[Start Records to use]

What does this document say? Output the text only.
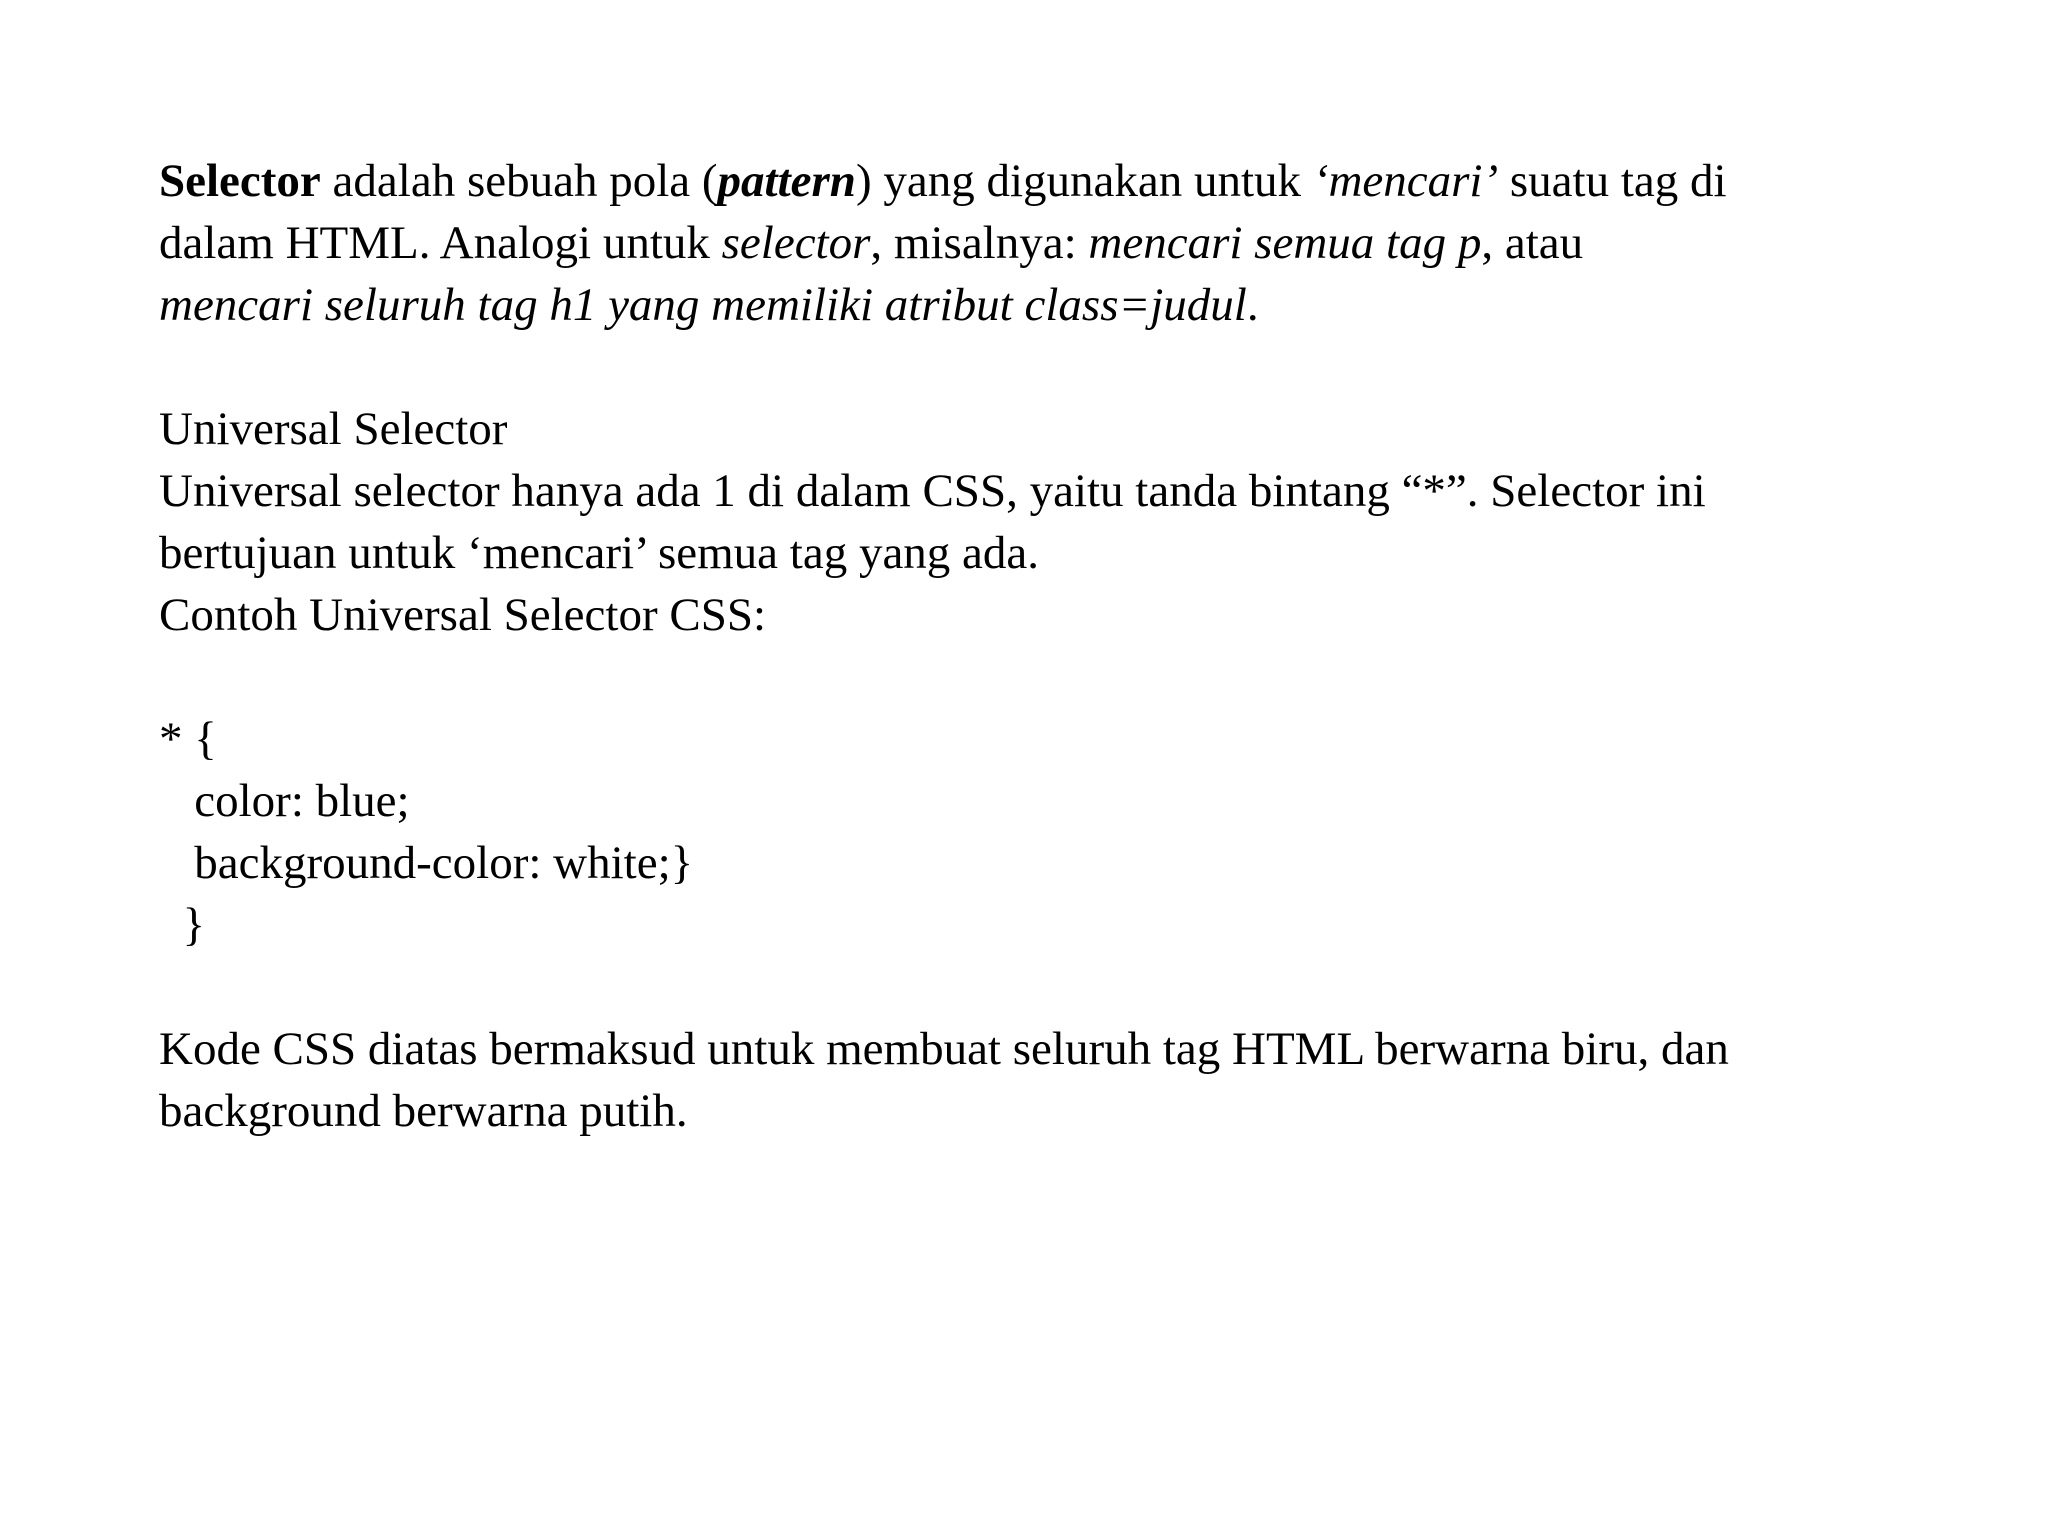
Selector adalah sebuah pola (pattern) yang digunakan untuk ‘mencari’ suatu tag di
dalam HTML. Analogi untuk selector, misalnya: mencari semua tag p, atau
mencari seluruh tag h1 yang memiliki atribut class=judul.
Universal Selector
Universal selector hanya ada 1 di dalam CSS, yaitu tanda bintang “*”. Selector ini
bertujuan untuk ‘mencari’ semua tag yang ada.
Contoh Universal Selector CSS:
* {
color: blue;
background-color: white;}
}
Kode CSS diatas bermaksud untuk membuat seluruh tag HTML berwarna biru, dan
background berwarna putih.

[End Records to use]

▶ Exercise requirements: Write out all the entries word for word, but skip any images.

▶ Written solution:
What does this document say? Output the text only.
Selector adalah sebuah pola (pattern) yang digunakan untuk ‘mencari’ suatu tag di
dalam HTML. Analogi untuk selector, misalnya: mencari semua tag p, atau
mencari seluruh tag h1 yang memiliki atribut class=judul.
Universal Selector
Universal selector hanya ada 1 di dalam CSS, yaitu tanda bintang “*”. Selector ini
bertujuan untuk ‘mencari’ semua tag yang ada.
Contoh Universal Selector CSS:
* {
color: blue;
background-color: white;}
}
Kode CSS diatas bermaksud untuk membuat seluruh tag HTML berwarna biru, dan
background berwarna putih.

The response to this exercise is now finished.